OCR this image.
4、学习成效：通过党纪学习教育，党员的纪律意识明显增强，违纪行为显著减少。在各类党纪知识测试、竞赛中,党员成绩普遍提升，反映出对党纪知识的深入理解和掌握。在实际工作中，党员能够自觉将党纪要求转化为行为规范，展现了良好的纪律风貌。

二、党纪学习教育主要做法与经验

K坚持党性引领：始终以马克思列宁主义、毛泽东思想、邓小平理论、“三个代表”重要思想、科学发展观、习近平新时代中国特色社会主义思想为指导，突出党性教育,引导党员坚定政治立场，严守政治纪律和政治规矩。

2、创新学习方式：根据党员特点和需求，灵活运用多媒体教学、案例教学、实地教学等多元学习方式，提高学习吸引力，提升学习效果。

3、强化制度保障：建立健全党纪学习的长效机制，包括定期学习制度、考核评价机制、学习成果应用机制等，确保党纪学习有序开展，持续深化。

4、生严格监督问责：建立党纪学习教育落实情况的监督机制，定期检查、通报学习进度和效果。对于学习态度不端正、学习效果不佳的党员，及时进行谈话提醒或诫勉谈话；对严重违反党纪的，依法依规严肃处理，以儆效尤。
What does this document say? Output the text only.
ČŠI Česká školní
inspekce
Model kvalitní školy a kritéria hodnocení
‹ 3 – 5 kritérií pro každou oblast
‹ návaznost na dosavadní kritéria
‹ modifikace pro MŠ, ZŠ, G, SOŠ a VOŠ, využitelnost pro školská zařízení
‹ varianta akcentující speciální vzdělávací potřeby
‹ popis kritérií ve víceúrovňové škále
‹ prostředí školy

#### What to produce
Go through the entries above and pull out each line with "this" in it.

#### The completed task
OCR this image.
What does this document say? Output the text only.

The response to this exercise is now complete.